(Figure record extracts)
--- Start ---

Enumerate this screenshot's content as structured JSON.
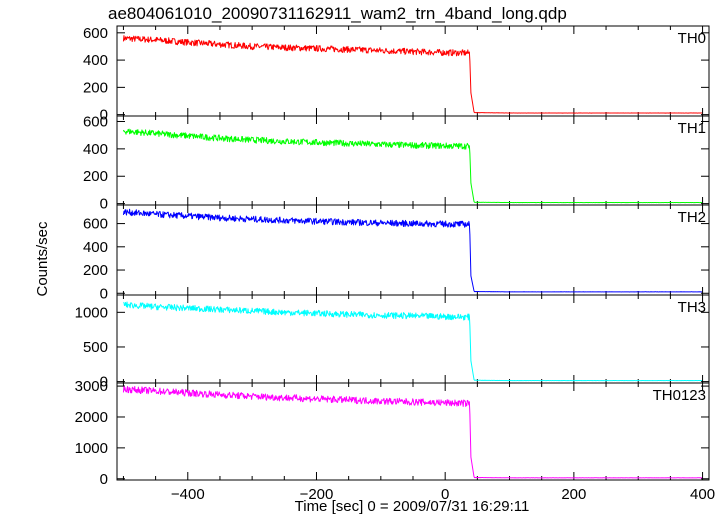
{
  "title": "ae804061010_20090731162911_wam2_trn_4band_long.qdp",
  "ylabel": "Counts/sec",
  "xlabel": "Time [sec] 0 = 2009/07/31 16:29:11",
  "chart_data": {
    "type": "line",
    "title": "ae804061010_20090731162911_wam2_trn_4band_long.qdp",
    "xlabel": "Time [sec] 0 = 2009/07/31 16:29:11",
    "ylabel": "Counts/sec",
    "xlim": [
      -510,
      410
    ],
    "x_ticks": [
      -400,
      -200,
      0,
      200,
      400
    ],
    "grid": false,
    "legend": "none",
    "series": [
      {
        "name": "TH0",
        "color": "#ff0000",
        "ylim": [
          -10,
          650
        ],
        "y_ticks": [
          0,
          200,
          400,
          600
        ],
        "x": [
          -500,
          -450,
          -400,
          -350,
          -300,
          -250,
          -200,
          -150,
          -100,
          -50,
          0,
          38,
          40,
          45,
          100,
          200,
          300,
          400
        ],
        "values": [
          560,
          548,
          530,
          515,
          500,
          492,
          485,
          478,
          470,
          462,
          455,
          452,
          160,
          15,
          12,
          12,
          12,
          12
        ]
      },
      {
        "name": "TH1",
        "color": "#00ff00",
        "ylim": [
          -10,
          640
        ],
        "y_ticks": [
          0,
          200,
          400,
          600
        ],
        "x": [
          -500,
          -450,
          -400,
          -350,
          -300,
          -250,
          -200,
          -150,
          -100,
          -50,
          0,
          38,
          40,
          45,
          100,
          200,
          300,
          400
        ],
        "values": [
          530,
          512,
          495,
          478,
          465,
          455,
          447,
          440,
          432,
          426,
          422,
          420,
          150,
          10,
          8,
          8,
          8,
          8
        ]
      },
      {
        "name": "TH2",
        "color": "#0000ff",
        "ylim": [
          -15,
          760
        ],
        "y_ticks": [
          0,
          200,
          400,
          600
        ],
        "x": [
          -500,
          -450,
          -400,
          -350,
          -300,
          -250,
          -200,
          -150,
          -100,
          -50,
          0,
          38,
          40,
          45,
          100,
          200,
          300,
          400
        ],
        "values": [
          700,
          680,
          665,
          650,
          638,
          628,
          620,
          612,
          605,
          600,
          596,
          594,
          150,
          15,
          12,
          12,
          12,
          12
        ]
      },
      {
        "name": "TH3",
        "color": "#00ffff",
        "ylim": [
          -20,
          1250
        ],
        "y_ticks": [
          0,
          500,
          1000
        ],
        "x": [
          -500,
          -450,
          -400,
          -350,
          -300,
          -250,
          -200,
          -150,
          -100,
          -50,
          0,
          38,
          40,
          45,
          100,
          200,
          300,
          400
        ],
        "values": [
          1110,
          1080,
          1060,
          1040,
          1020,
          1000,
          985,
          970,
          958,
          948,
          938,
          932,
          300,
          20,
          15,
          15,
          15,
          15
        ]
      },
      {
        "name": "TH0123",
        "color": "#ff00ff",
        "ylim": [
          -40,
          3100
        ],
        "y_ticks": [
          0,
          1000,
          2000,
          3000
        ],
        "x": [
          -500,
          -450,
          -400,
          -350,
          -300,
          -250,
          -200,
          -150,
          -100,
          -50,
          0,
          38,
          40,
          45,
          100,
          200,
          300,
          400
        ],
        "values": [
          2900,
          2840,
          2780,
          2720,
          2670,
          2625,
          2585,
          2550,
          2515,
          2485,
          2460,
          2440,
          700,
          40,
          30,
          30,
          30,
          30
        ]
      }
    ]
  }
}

--- End ---

**WHAT IS ASKED**
Determine how many lines of the listing hold the word "title" and reply with that figure alone.

**WRITTEN ANSWER**
2